:: Task instructions ::
Scan the data below for the string "beachten". Show every line where it turns up.
+++ Data in this exercise +++
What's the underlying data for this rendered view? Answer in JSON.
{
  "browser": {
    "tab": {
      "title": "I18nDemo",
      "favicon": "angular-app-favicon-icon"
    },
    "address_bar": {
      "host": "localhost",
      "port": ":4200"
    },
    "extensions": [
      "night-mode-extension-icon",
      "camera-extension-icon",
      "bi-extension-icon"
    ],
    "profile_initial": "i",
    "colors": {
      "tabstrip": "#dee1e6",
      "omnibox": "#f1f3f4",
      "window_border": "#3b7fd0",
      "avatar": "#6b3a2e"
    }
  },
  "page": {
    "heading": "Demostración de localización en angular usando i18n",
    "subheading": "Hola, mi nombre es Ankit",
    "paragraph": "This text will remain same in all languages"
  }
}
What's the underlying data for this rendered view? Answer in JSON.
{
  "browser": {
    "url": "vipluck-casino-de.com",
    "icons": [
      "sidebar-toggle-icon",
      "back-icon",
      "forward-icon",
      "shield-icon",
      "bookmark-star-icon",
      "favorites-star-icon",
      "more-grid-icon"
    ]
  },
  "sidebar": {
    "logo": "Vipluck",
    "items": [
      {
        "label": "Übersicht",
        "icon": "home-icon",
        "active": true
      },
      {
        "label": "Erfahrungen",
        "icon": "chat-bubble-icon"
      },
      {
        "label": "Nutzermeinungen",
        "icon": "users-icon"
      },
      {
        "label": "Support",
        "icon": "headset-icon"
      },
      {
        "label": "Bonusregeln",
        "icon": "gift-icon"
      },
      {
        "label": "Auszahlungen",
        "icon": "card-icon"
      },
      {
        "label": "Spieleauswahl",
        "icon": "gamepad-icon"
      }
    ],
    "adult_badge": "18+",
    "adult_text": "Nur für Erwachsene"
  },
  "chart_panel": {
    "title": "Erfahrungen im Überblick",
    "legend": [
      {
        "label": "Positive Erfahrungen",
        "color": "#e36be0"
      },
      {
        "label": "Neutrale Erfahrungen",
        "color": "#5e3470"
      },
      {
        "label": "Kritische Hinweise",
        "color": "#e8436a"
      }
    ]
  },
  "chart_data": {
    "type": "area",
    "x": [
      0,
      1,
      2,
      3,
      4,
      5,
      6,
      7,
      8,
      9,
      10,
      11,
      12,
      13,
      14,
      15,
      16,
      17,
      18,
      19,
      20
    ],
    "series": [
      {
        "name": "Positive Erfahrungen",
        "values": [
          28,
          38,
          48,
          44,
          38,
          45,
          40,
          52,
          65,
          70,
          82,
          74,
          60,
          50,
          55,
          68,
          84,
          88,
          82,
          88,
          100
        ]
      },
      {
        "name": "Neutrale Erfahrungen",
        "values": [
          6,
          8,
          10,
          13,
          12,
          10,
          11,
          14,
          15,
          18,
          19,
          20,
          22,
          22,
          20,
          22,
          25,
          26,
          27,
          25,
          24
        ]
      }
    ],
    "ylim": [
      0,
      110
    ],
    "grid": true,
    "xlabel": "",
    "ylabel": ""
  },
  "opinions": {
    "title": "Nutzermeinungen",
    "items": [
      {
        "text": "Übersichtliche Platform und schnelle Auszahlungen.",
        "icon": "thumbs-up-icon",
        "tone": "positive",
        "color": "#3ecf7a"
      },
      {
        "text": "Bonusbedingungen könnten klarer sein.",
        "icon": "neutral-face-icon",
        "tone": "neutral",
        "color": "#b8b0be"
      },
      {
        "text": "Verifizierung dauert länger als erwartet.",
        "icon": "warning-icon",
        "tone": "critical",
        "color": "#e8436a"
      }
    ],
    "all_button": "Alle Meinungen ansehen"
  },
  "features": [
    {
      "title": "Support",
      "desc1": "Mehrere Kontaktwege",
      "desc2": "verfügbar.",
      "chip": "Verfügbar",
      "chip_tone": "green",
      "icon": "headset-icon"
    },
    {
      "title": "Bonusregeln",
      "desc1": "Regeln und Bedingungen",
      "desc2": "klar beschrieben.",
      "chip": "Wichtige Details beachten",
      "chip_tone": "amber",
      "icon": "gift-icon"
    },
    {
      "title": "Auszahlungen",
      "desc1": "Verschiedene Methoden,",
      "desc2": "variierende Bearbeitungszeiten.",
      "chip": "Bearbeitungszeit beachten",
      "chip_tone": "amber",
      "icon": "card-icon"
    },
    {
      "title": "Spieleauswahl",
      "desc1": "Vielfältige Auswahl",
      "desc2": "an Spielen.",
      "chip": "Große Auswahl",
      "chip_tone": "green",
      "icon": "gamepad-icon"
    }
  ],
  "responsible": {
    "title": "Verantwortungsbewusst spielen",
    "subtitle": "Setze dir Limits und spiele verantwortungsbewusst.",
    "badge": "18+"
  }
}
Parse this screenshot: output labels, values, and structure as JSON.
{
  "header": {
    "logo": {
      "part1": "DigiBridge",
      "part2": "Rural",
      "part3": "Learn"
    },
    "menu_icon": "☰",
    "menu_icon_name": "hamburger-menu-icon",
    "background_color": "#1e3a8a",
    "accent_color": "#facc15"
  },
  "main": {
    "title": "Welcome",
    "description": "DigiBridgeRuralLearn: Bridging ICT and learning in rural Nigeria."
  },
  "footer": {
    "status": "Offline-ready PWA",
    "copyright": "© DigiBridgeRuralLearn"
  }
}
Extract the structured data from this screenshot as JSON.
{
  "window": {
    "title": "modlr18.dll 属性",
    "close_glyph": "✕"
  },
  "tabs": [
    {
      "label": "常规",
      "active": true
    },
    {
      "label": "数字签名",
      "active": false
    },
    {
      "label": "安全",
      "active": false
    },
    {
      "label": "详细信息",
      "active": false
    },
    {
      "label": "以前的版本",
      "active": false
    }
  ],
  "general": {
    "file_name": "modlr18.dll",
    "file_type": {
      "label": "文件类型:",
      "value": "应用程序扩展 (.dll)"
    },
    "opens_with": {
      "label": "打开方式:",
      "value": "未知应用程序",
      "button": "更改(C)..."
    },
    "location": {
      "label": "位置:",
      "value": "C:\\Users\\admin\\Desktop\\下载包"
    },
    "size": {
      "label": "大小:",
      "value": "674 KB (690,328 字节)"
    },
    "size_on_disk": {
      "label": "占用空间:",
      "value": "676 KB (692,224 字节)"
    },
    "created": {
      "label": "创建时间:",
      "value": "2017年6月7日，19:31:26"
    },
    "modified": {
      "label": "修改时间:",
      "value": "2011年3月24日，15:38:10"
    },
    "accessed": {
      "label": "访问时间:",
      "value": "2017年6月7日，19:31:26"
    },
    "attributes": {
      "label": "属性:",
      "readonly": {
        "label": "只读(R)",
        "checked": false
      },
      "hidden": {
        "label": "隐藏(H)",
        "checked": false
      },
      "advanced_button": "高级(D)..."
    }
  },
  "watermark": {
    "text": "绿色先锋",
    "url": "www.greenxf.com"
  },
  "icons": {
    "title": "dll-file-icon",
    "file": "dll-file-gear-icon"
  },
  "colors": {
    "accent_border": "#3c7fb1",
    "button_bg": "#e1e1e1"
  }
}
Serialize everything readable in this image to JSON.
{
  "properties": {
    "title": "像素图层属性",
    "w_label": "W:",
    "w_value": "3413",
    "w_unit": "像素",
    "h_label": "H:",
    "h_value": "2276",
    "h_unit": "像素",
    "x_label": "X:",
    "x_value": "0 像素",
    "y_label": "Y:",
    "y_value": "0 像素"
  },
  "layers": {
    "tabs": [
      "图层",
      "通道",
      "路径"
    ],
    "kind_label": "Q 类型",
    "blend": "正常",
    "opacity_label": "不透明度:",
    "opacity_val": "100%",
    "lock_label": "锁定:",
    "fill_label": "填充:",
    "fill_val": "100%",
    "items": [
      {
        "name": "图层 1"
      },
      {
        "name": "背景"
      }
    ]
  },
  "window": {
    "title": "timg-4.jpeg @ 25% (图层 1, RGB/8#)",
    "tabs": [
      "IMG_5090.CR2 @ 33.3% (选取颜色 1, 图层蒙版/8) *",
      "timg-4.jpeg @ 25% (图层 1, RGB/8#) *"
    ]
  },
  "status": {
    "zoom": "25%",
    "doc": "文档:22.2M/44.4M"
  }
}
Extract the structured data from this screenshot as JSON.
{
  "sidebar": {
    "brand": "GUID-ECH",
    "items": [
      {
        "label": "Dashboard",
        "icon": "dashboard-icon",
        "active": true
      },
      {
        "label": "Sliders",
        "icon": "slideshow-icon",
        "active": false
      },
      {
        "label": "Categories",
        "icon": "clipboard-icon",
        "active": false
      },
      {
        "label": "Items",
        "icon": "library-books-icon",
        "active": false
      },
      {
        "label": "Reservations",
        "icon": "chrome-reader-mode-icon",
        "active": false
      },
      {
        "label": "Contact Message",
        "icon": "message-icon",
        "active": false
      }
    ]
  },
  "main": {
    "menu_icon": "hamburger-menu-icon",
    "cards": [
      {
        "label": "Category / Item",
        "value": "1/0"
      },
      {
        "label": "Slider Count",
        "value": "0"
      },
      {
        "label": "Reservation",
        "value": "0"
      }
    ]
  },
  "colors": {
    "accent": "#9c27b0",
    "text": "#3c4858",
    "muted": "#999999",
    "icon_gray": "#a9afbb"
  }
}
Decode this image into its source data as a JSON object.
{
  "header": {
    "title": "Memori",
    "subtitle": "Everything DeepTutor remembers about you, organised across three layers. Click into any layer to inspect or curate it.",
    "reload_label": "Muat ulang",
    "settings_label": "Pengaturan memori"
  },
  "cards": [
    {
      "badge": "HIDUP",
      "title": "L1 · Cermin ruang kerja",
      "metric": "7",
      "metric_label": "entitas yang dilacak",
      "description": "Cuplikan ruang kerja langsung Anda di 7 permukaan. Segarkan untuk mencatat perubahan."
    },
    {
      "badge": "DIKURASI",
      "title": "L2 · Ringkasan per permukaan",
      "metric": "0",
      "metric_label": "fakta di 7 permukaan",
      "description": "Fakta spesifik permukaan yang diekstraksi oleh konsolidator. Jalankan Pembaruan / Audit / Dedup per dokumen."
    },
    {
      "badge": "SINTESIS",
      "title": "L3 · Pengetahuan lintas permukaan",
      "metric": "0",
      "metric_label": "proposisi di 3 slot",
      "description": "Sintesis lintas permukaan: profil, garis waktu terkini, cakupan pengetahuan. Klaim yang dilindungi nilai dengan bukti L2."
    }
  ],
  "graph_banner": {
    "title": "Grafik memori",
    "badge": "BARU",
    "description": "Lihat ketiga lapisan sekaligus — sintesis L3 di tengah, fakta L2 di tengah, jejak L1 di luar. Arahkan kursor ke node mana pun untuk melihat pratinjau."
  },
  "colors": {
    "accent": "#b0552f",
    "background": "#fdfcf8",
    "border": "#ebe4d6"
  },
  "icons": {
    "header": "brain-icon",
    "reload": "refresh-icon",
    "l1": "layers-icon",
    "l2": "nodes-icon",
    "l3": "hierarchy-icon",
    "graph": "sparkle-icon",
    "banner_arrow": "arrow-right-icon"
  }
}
+++
:: Answer to the problem ::
      "chip": "Wichtige Details beachten",
      "chip": "Bearbeitungszeit beachten",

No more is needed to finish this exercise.